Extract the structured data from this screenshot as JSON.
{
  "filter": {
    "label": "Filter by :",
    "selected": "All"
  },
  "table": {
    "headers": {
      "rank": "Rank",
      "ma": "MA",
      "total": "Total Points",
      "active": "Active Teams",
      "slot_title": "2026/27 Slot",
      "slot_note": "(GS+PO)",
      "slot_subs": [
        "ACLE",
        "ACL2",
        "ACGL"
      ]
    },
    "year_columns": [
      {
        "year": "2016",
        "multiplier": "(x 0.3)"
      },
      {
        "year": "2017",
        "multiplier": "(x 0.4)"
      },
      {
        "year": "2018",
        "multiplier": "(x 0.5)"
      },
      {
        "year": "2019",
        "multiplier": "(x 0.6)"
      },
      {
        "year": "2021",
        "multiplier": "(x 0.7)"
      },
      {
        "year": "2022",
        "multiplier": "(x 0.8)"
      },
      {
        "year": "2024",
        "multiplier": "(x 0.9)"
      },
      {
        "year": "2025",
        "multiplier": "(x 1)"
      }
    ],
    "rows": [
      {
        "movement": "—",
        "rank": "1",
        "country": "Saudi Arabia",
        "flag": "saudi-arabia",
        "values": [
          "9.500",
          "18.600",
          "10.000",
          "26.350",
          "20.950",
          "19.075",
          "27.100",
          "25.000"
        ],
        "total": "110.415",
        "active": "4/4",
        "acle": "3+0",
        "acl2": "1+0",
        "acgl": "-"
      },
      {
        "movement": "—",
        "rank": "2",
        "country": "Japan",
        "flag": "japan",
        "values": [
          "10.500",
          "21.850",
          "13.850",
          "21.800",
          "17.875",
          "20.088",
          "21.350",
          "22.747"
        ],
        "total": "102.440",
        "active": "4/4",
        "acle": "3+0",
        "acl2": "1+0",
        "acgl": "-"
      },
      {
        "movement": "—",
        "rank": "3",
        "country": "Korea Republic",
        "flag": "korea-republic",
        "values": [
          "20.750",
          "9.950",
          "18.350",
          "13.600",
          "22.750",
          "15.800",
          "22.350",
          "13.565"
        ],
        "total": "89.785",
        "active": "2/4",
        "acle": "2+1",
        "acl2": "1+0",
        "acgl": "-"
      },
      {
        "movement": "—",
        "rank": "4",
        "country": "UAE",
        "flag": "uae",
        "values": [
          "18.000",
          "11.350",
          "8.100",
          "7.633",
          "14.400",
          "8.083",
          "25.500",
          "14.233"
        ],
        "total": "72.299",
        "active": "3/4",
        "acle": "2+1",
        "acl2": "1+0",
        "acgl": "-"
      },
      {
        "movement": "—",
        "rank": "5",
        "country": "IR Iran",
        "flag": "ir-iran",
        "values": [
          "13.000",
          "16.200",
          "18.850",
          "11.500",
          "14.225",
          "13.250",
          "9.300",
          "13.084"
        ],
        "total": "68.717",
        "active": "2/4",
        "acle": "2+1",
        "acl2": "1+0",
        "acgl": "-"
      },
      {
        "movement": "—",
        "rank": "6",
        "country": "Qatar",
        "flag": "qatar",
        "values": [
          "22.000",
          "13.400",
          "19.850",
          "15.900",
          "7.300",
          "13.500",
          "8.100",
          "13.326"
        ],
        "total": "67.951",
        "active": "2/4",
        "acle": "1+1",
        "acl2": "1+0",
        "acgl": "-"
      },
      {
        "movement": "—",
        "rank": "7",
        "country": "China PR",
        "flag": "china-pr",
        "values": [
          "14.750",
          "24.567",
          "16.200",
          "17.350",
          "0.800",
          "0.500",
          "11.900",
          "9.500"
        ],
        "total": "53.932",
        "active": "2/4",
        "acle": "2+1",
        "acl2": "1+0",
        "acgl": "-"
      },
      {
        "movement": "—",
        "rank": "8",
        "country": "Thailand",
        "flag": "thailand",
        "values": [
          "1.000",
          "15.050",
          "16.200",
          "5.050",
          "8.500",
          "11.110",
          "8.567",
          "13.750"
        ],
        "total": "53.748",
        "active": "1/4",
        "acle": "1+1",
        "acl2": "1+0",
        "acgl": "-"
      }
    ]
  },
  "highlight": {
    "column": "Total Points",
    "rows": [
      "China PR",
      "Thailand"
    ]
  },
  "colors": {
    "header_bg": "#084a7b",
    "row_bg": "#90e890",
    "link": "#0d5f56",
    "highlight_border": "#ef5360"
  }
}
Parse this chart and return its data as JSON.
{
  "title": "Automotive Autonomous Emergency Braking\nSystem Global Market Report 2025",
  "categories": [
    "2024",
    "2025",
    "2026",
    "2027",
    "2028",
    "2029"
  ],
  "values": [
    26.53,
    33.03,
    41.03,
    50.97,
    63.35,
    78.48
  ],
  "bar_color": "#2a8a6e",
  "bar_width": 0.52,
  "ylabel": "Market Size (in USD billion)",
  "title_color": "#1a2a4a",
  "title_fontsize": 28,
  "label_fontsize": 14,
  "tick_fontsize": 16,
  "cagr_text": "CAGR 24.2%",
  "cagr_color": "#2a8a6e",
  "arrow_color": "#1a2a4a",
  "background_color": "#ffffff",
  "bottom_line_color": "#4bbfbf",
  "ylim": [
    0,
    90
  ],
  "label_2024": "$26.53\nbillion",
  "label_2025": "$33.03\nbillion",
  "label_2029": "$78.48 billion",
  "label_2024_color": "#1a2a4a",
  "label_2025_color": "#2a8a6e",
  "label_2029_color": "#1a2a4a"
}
________________
_Work to be completed_
Pull out every line containing "rank".

_Correct result_
      "rank": "Rank",
        "rank": "1",
        "rank": "2",
        "rank": "3",
        "rank": "4",
        "rank": "5",
        "rank": "6",
        "rank": "7",
        "rank": "8",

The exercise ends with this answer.